Each entry below is to be duplicated verbatim.

>>>

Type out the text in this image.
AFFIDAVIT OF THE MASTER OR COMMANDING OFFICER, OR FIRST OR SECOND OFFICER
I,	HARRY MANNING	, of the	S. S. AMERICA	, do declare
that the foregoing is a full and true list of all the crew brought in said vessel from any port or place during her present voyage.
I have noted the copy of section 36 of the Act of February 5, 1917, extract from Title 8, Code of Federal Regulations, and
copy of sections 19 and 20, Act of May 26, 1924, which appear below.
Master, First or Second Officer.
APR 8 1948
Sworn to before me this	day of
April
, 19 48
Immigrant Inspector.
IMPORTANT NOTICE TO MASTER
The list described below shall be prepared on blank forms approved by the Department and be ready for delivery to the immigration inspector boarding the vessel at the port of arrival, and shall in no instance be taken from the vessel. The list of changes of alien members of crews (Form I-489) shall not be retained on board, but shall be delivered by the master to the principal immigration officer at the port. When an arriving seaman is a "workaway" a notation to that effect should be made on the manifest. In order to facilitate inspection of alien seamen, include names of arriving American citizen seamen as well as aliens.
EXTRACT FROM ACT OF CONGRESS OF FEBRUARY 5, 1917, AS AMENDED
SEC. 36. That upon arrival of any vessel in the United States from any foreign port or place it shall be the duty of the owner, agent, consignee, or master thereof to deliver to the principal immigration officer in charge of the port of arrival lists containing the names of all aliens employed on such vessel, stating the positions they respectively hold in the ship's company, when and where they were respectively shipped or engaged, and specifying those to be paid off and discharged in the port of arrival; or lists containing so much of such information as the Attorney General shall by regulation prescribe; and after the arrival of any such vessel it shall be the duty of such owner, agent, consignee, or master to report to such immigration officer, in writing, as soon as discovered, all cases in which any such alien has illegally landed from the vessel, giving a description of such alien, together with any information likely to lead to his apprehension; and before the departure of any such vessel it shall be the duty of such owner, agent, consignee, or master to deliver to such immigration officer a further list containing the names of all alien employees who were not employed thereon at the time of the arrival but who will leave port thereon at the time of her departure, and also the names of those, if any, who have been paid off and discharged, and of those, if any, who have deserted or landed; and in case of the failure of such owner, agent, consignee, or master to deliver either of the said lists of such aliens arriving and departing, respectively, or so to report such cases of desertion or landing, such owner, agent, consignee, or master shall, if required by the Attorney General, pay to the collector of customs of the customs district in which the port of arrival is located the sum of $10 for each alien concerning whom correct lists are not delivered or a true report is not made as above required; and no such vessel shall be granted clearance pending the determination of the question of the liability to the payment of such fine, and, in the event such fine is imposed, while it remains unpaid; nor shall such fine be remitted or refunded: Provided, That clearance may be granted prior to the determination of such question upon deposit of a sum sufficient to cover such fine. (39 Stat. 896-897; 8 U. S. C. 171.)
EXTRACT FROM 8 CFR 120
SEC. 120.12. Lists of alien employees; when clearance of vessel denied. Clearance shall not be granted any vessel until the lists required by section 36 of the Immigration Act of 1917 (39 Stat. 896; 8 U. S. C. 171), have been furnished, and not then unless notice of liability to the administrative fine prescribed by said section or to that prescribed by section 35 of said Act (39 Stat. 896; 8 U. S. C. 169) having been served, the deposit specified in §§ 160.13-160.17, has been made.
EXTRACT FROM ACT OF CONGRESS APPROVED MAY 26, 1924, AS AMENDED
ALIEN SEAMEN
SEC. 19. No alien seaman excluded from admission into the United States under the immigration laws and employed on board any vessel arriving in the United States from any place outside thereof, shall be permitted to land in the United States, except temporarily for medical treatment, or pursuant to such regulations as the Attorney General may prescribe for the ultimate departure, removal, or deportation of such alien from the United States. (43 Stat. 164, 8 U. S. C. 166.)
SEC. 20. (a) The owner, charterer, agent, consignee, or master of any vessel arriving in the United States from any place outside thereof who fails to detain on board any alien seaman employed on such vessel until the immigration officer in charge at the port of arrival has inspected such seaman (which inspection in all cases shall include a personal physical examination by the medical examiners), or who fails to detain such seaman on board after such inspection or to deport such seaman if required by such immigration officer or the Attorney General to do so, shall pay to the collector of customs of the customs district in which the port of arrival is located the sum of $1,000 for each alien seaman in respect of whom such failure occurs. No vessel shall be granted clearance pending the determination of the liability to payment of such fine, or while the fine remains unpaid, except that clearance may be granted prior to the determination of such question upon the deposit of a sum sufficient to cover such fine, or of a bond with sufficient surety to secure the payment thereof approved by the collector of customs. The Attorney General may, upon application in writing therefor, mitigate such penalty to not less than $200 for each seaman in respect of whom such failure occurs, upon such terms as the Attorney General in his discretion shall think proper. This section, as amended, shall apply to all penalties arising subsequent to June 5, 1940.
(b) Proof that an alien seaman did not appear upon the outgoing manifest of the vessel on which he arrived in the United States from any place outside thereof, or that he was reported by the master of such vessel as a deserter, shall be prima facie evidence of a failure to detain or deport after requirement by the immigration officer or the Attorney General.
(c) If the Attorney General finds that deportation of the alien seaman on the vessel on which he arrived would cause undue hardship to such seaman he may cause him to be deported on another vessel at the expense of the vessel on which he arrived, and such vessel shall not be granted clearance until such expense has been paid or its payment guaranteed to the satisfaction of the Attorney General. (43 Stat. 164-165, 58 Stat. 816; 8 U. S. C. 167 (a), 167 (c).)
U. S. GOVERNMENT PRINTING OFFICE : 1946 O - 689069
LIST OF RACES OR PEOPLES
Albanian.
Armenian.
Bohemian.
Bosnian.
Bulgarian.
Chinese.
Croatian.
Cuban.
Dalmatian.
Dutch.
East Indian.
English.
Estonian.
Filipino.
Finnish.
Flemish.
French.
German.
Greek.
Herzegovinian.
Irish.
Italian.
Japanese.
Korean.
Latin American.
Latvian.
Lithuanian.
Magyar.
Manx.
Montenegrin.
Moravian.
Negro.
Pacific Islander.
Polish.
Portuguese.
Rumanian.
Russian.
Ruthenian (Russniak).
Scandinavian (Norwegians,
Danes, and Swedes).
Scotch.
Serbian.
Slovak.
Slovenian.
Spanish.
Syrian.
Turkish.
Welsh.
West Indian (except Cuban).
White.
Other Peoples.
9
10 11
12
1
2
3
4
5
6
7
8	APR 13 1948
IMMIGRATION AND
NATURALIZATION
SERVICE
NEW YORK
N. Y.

<<<

RESULT:
Type out the text in this image.
AFFIDAVIT OF THE MASTER OR COMMANDING OFFICER, OR FIRST OR SECOND OFFICER
I,	HARRY MANNING	, of the	S. S. AMERICA	, do declare
that the foregoing is a full and true list of all the crew brought in said vessel from any port or place during her present voyage.
I have noted the copy of section 36 of the Act of February 5, 1917, extract from Title 8, Code of Federal Regulations, and
copy of sections 19 and 20, Act of May 26, 1924, which appear below.
Master, First or Second Officer.
APR 8 1948
Sworn to before me this	day of
April
, 19 48
Immigrant Inspector.
IMPORTANT NOTICE TO MASTER
The list described below shall be prepared on blank forms approved by the Department and be ready for delivery to the immigration inspector boarding the vessel at the port of arrival, and shall in no instance be taken from the vessel. The list of changes of alien members of crews (Form I-489) shall not be retained on board, but shall be delivered by the master to the principal immigration officer at the port. When an arriving seaman is a "workaway" a notation to that effect should be made on the manifest. In order to facilitate inspection of alien seamen, include names of arriving American citizen seamen as well as aliens.
EXTRACT FROM ACT OF CONGRESS OF FEBRUARY 5, 1917, AS AMENDED
SEC. 36. That upon arrival of any vessel in the United States from any foreign port or place it shall be the duty of the owner, agent, consignee, or master thereof to deliver to the principal immigration officer in charge of the port of arrival lists containing the names of all aliens employed on such vessel, stating the positions they respectively hold in the ship's company, when and where they were respectively shipped or engaged, and specifying those to be paid off and discharged in the port of arrival; or lists containing so much of such information as the Attorney General shall by regulation prescribe; and after the arrival of any such vessel it shall be the duty of such owner, agent, consignee, or master to report to such immigration officer, in writing, as soon as discovered, all cases in which any such alien has illegally landed from the vessel, giving a description of such alien, together with any information likely to lead to his apprehension; and before the departure of any such vessel it shall be the duty of such owner, agent, consignee, or master to deliver to such immigration officer a further list containing the names of all alien employees who were not employed thereon at the time of the arrival but who will leave port thereon at the time of her departure, and also the names of those, if any, who have been paid off and discharged, and of those, if any, who have deserted or landed; and in case of the failure of such owner, agent, consignee, or master to deliver either of the said lists of such aliens arriving and departing, respectively, or so to report such cases of desertion or landing, such owner, agent, consignee, or master shall, if required by the Attorney General, pay to the collector of customs of the customs district in which the port of arrival is located the sum of $10 for each alien concerning whom correct lists are not delivered or a true report is not made as above required; and no such vessel shall be granted clearance pending the determination of the question of the liability to the payment of such fine, and, in the event such fine is imposed, while it remains unpaid; nor shall such fine be remitted or refunded: Provided, That clearance may be granted prior to the determination of such question upon deposit of a sum sufficient to cover such fine. (39 Stat. 896-897; 8 U. S. C. 171.)
EXTRACT FROM 8 CFR 120
SEC. 120.12. Lists of alien employees; when clearance of vessel denied. Clearance shall not be granted any vessel until the lists required by section 36 of the Immigration Act of 1917 (39 Stat. 896; 8 U. S. C. 171), have been furnished, and not then unless notice of liability to the administrative fine prescribed by said section or to that prescribed by section 35 of said Act (39 Stat. 896; 8 U. S. C. 169) having been served, the deposit specified in §§ 160.13-160.17, has been made.
EXTRACT FROM ACT OF CONGRESS APPROVED MAY 26, 1924, AS AMENDED
ALIEN SEAMEN
SEC. 19. No alien seaman excluded from admission into the United States under the immigration laws and employed on board any vessel arriving in the United States from any place outside thereof, shall be permitted to land in the United States, except temporarily for medical treatment, or pursuant to such regulations as the Attorney General may prescribe for the ultimate departure, removal, or deportation of such alien from the United States. (43 Stat. 164, 8 U. S. C. 166.)
SEC. 20. (a) The owner, charterer, agent, consignee, or master of any vessel arriving in the United States from any place outside thereof who fails to detain on board any alien seaman employed on such vessel until the immigration officer in charge at the port of arrival has inspected such seaman (which inspection in all cases shall include a personal physical examination by the medical examiners), or who fails to detain such seaman on board after such inspection or to deport such seaman if required by such immigration officer or the Attorney General to do so, shall pay to the collector of customs of the customs district in which the port of arrival is located the sum of $1,000 for each alien seaman in respect of whom such failure occurs. No vessel shall be granted clearance pending the determination of the liability to payment of such fine, or while the fine remains unpaid, except that clearance may be granted prior to the determination of such question upon the deposit of a sum sufficient to cover such fine, or of a bond with sufficient surety to secure the payment thereof approved by the collector of customs. The Attorney General may, upon application in writing therefor, mitigate such penalty to not less than $200 for each seaman in respect of whom such failure occurs, upon such terms as the Attorney General in his discretion shall think proper. This section, as amended, shall apply to all penalties arising subsequent to June 5, 1940.
(b) Proof that an alien seaman did not appear upon the outgoing manifest of the vessel on which he arrived in the United States from any place outside thereof, or that he was reported by the master of such vessel as a deserter, shall be prima facie evidence of a failure to detain or deport after requirement by the immigration officer or the Attorney General.
(c) If the Attorney General finds that deportation of the alien seaman on the vessel on which he arrived would cause undue hardship to such seaman he may cause him to be deported on another vessel at the expense of the vessel on which he arrived, and such vessel shall not be granted clearance until such expense has been paid or its payment guaranteed to the satisfaction of the Attorney General. (43 Stat. 164-165, 58 Stat. 816; 8 U. S. C. 167 (a), 167 (c).)
U. S. GOVERNMENT PRINTING OFFICE : 1946 O - 689069
LIST OF RACES OR PEOPLES
Albanian.
Armenian.
Bohemian.
Bosnian.
Bulgarian.
Chinese.
Croatian.
Cuban.
Dalmatian.
Dutch.
East Indian.
English.
Estonian.
Filipino.
Finnish.
Flemish.
French.
German.
Greek.
Herzegovinian.
Irish.
Italian.
Japanese.
Korean.
Latin American.
Latvian.
Lithuanian.
Magyar.
Manx.
Montenegrin.
Moravian.
Negro.
Pacific Islander.
Polish.
Portuguese.
Rumanian.
Russian.
Ruthenian (Russniak).
Scandinavian (Norwegians,
Danes, and Swedes).
Scotch.
Serbian.
Slovak.
Slovenian.
Spanish.
Syrian.
Turkish.
Welsh.
West Indian (except Cuban).
White.
Other Peoples.
9
10 11
12
1
2
3
4
5
6
7
8	APR 13 1948
IMMIGRATION AND
NATURALIZATION
SERVICE
NEW YORK
N. Y.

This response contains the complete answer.